### Directions:
Without the images, write out the whole listing exactly.

Dataset records:
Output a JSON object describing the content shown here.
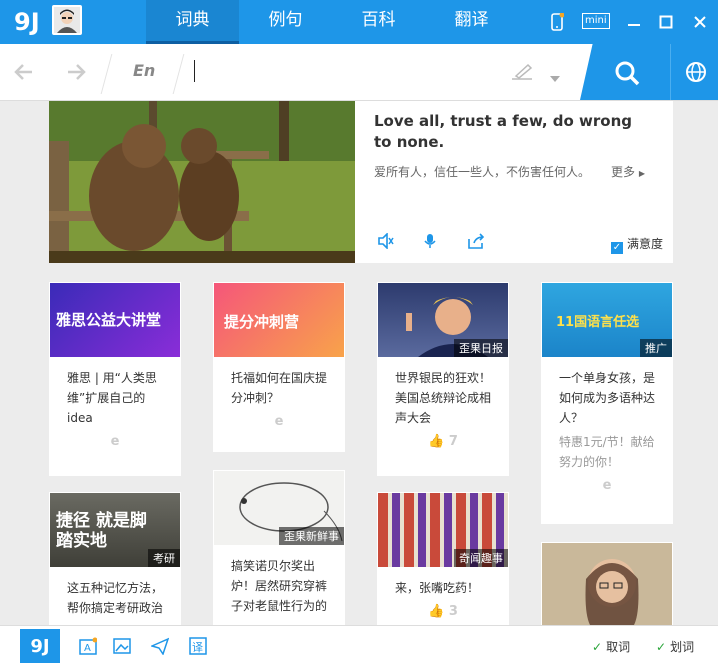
{
  "titlebar": {
    "logo": "9J",
    "tabs": [
      {
        "label": "词典",
        "active": true
      },
      {
        "label": "例句",
        "active": false
      },
      {
        "label": "百科",
        "active": false
      },
      {
        "label": "翻译",
        "active": false
      }
    ],
    "mini_label": "mini"
  },
  "search": {
    "lang_label": "En",
    "value": ""
  },
  "daily": {
    "english": "Love all, trust a few, do wrong to none.",
    "chinese": "爱所有人，信任一些人，不伤害任何人。",
    "more_label": "更多",
    "satisfaction_label": "满意度"
  },
  "cards": [
    {
      "img_text": "雅思公益大讲堂",
      "img_tag": "",
      "title": "雅思 | 用“人类思维”扩展自己的idea",
      "sub": "",
      "foot": "e"
    },
    {
      "img_text": "提分冲刺营",
      "img_tag": "",
      "title": "托福如何在国庆提分冲刺？",
      "sub": "",
      "foot": "e"
    },
    {
      "img_text": "",
      "img_tag": "歪果日报",
      "title": "世界银民的狂欢！美国总统辩论成相声大会",
      "sub": "",
      "foot": "7"
    },
    {
      "img_text": "11国语言任选",
      "img_tag": "推广",
      "title": "一个单身女孩，是如何成为多语种达人？",
      "sub": "特惠1元/节！献给努力的你！",
      "foot": "e"
    },
    {
      "img_text": "捷径 就是脚踏实地",
      "img_tag": "考研",
      "title": "这五种记忆方法，帮你搞定考研政治",
      "sub": "",
      "foot": ""
    },
    {
      "img_text": "",
      "img_tag": "歪果新鲜事",
      "title": "搞笑诺贝尔奖出炉！居然研究穿裤子对老鼠性行为的",
      "sub": "",
      "foot": ""
    },
    {
      "img_text": "",
      "img_tag": "奇闻趣事",
      "title": "来，张嘴吃药！",
      "sub": "",
      "foot": "3"
    },
    {
      "img_text": "",
      "img_tag": "",
      "title": "",
      "sub": "",
      "foot": ""
    }
  ],
  "bottombar": {
    "cancel_label": "取词",
    "select_label": "划词"
  },
  "colors": {
    "accent": "#1e96e8",
    "background": "#ececec"
  }
}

### Response for this exercise:
Output a JSON object describing the content shown here.
{
  "titlebar": {
    "logo": "9J",
    "tabs": [
      {
        "label": "词典",
        "active": true
      },
      {
        "label": "例句",
        "active": false
      },
      {
        "label": "百科",
        "active": false
      },
      {
        "label": "翻译",
        "active": false
      }
    ],
    "mini_label": "mini"
  },
  "search": {
    "lang_label": "En",
    "value": ""
  },
  "daily": {
    "english": "Love all, trust a few, do wrong to none.",
    "chinese": "爱所有人，信任一些人，不伤害任何人。",
    "more_label": "更多",
    "satisfaction_label": "满意度"
  },
  "cards": [
    {
      "img_text": "雅思公益大讲堂",
      "img_tag": "",
      "title": "雅思 | 用“人类思维”扩展自己的idea",
      "sub": "",
      "foot": "e"
    },
    {
      "img_text": "提分冲刺营",
      "img_tag": "",
      "title": "托福如何在国庆提分冲刺？",
      "sub": "",
      "foot": "e"
    },
    {
      "img_text": "",
      "img_tag": "歪果日报",
      "title": "世界银民的狂欢！美国总统辩论成相声大会",
      "sub": "",
      "foot": "7"
    },
    {
      "img_text": "11国语言任选",
      "img_tag": "推广",
      "title": "一个单身女孩，是如何成为多语种达人？",
      "sub": "特惠1元/节！献给努力的你！",
      "foot": "e"
    },
    {
      "img_text": "捷径 就是脚踏实地",
      "img_tag": "考研",
      "title": "这五种记忆方法，帮你搞定考研政治",
      "sub": "",
      "foot": ""
    },
    {
      "img_text": "",
      "img_tag": "歪果新鲜事",
      "title": "搞笑诺贝尔奖出炉！居然研究穿裤子对老鼠性行为的",
      "sub": "",
      "foot": ""
    },
    {
      "img_text": "",
      "img_tag": "奇闻趣事",
      "title": "来，张嘴吃药！",
      "sub": "",
      "foot": "3"
    },
    {
      "img_text": "",
      "img_tag": "",
      "title": "",
      "sub": "",
      "foot": ""
    }
  ],
  "bottombar": {
    "cancel_label": "取词",
    "select_label": "划词"
  },
  "colors": {
    "accent": "#1e96e8",
    "background": "#ececec"
  }
}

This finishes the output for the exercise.